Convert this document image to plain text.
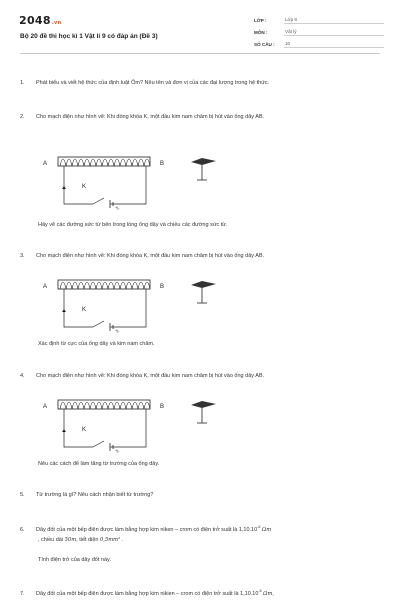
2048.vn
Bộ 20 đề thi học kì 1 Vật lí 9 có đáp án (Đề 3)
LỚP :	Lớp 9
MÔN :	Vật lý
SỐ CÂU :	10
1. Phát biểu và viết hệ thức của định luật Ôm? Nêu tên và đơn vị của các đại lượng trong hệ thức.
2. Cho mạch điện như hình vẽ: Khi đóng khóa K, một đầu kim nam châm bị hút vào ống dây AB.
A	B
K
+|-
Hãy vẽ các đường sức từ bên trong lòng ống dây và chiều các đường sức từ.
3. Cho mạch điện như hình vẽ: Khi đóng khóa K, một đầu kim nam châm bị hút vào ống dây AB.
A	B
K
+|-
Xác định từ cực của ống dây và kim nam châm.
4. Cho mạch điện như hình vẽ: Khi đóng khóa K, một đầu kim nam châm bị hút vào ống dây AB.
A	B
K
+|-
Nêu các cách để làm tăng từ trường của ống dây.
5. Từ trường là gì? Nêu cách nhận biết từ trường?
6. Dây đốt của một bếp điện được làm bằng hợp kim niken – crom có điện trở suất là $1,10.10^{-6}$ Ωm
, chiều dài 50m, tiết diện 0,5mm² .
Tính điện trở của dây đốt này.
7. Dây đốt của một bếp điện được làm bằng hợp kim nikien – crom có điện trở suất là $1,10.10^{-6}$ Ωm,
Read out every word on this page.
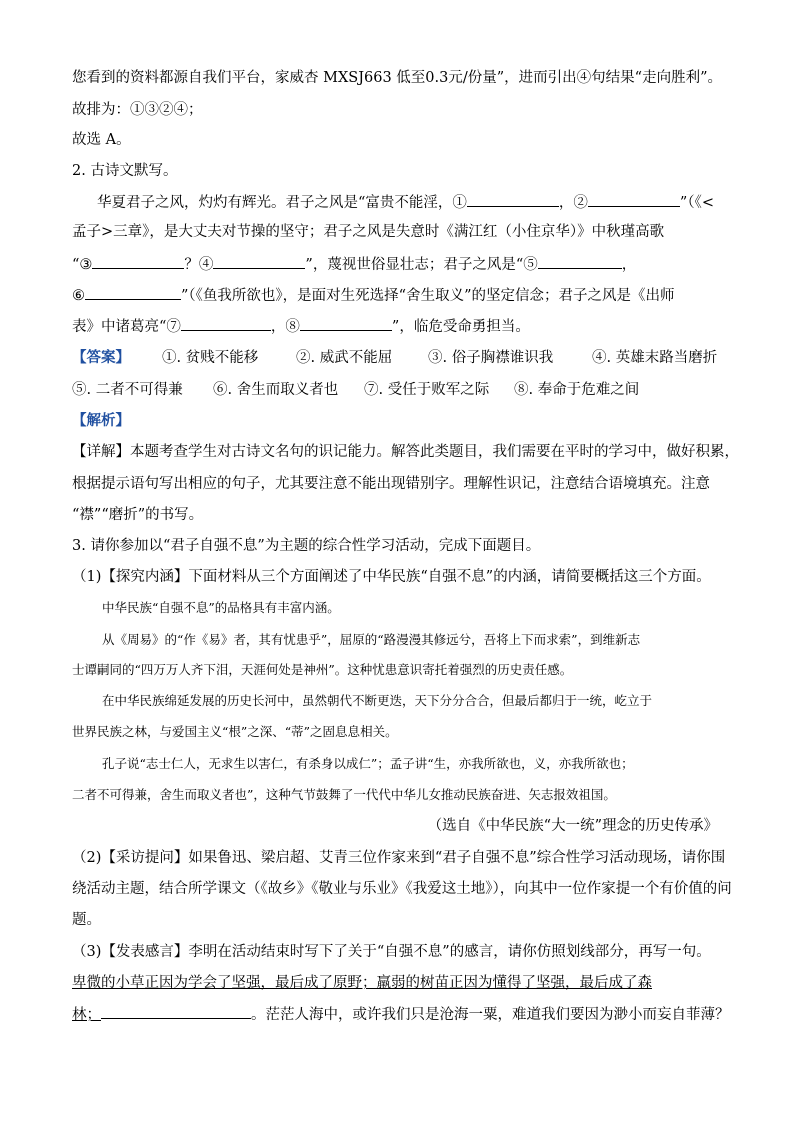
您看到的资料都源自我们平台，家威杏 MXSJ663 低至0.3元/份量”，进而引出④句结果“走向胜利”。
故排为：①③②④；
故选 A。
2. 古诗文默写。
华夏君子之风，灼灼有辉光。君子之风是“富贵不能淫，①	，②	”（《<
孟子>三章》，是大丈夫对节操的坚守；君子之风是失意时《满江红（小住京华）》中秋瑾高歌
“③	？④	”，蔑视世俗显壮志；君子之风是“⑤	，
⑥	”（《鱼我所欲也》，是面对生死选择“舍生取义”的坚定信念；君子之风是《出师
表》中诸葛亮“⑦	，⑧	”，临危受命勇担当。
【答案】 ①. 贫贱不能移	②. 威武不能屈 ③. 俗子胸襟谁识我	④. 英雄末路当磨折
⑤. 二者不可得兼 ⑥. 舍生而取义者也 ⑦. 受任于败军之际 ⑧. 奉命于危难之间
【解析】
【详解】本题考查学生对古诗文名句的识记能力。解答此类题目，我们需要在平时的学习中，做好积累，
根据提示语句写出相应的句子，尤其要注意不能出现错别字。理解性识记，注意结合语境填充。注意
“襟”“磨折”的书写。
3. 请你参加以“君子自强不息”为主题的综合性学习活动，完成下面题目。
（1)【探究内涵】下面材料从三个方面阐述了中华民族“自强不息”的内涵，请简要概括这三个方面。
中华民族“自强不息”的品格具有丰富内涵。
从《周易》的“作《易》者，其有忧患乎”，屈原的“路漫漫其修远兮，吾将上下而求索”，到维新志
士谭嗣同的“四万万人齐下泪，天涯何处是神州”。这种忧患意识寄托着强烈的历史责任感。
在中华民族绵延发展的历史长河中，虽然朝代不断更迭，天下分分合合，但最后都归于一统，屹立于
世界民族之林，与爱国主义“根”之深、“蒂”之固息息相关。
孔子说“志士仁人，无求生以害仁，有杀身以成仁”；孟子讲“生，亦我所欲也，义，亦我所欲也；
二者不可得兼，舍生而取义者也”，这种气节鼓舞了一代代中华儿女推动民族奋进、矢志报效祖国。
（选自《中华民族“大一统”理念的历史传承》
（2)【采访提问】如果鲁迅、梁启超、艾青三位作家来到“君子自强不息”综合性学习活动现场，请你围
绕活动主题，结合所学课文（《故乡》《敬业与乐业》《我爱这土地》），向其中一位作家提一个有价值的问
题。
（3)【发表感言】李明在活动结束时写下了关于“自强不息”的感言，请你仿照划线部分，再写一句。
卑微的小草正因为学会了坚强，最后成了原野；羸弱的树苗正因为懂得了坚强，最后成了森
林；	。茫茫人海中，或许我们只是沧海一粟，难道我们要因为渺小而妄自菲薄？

==

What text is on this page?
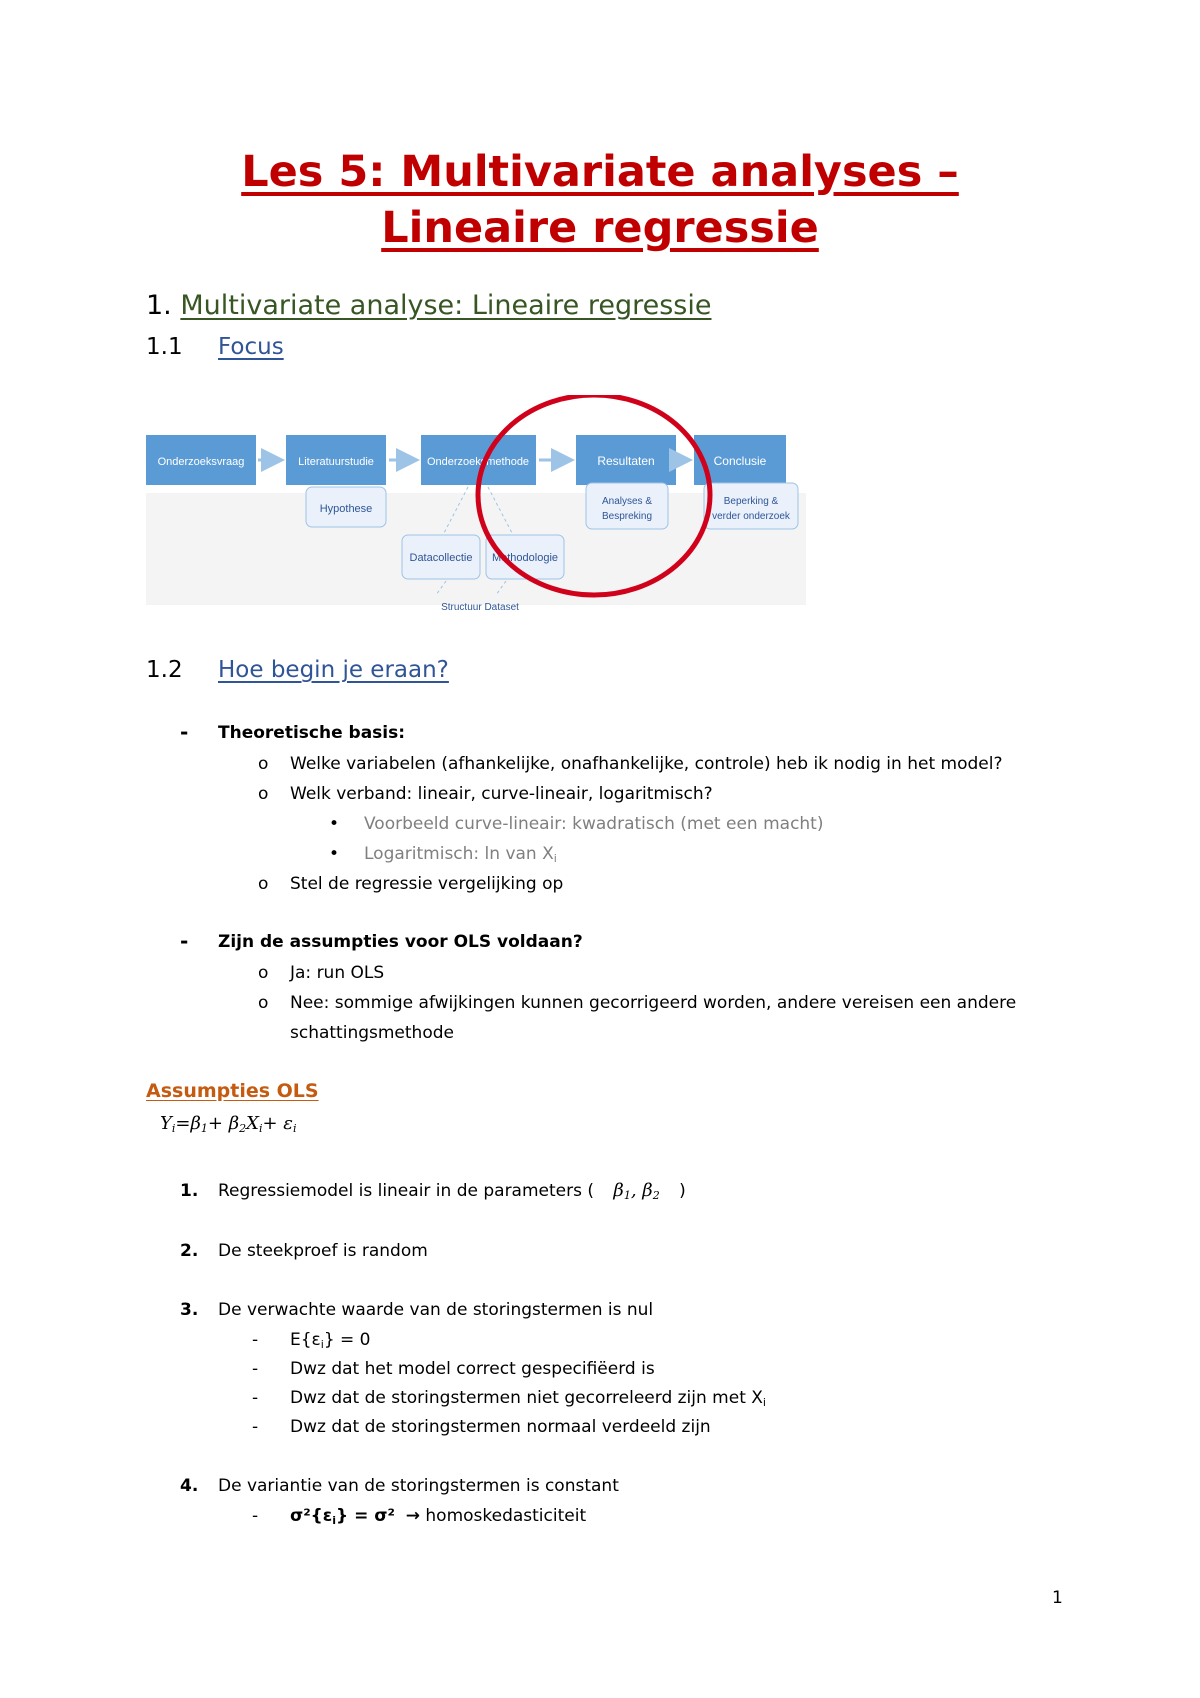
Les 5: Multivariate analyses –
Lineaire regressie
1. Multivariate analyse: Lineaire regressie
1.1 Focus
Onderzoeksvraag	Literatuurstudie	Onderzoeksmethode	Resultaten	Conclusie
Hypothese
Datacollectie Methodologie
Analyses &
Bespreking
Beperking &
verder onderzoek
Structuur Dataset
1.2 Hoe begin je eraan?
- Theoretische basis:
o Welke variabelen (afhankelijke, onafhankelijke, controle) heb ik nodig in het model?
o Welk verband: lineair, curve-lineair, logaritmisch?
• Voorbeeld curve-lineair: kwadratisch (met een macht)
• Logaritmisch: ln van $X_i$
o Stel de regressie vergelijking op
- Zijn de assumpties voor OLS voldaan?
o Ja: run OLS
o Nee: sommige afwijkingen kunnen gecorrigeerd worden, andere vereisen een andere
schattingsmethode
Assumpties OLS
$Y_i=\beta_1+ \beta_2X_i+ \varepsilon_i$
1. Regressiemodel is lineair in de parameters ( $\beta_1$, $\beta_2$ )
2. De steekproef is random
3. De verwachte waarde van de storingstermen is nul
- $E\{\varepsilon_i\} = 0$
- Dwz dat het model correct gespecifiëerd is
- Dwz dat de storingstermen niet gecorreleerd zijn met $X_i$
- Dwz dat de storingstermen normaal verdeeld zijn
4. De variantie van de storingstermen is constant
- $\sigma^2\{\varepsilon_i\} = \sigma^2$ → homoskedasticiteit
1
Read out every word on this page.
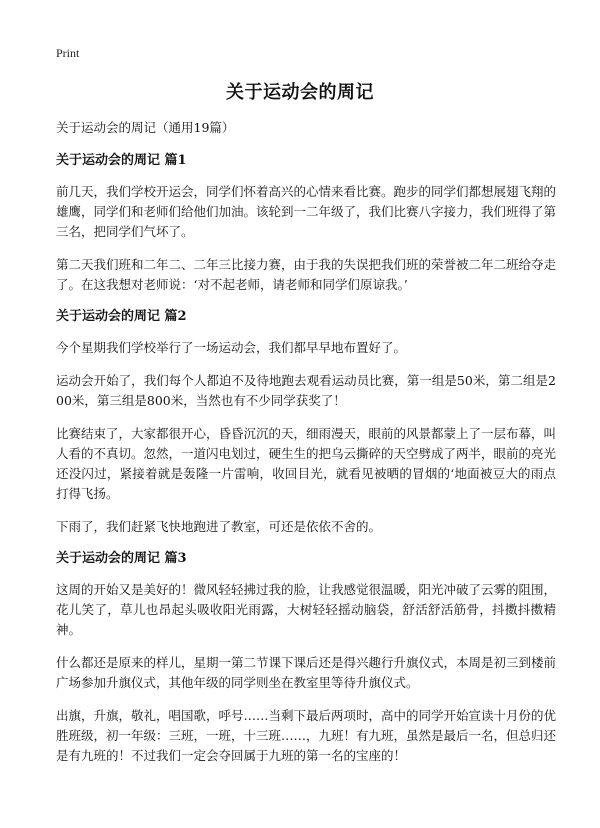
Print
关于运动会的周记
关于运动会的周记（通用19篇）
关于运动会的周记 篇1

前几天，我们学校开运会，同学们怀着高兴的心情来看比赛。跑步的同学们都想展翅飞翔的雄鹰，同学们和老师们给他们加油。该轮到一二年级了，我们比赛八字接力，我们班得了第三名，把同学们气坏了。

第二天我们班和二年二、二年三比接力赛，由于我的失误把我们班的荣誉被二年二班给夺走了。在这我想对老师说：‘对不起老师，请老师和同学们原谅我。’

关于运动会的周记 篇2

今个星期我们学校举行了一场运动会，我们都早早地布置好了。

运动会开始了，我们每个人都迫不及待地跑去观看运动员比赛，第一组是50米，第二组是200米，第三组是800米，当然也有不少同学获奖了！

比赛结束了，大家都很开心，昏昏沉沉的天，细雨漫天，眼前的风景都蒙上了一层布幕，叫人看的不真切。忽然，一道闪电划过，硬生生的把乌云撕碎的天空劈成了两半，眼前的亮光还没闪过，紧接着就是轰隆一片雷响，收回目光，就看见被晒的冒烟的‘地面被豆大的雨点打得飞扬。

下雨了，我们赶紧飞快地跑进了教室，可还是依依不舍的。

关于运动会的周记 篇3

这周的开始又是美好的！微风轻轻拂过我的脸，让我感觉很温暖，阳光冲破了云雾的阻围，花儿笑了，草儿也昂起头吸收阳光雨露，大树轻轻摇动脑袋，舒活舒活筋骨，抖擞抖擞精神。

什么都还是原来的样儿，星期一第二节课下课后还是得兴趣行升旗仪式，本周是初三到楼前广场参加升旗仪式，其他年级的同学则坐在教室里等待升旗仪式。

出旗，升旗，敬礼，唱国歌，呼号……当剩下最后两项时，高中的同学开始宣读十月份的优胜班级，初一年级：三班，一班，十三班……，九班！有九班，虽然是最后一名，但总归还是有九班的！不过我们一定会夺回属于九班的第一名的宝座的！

_AIM:_ Your answer should be one number: the count of lines in the data above that include the word "hình".

_RESULT OF THE EXERCISE:_ 3